> [Exercise requirements]
Scan the material for the word "City", and copy each line where it shows up.
— begin Provided data —
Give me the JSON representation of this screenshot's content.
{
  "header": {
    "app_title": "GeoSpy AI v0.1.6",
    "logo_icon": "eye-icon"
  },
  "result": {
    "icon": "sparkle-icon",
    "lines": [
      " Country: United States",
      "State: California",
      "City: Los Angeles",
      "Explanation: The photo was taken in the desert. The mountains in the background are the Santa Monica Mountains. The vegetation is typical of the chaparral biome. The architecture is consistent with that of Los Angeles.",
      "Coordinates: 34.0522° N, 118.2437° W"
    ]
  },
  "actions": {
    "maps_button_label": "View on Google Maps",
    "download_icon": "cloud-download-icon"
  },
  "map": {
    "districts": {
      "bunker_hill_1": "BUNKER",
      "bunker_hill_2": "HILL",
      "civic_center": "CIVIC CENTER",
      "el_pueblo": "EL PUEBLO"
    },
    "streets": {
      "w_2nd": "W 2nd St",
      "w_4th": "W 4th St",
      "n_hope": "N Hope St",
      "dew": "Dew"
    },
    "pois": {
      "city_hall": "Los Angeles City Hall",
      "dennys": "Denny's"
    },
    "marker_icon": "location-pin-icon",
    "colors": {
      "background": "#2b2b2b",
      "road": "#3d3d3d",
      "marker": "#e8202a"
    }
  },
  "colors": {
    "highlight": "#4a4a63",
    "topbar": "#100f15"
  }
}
— end Provided data —
> [Solution to the problem]
      "City: Los Angeles",
      "city_hall": "Los Angeles City Hall",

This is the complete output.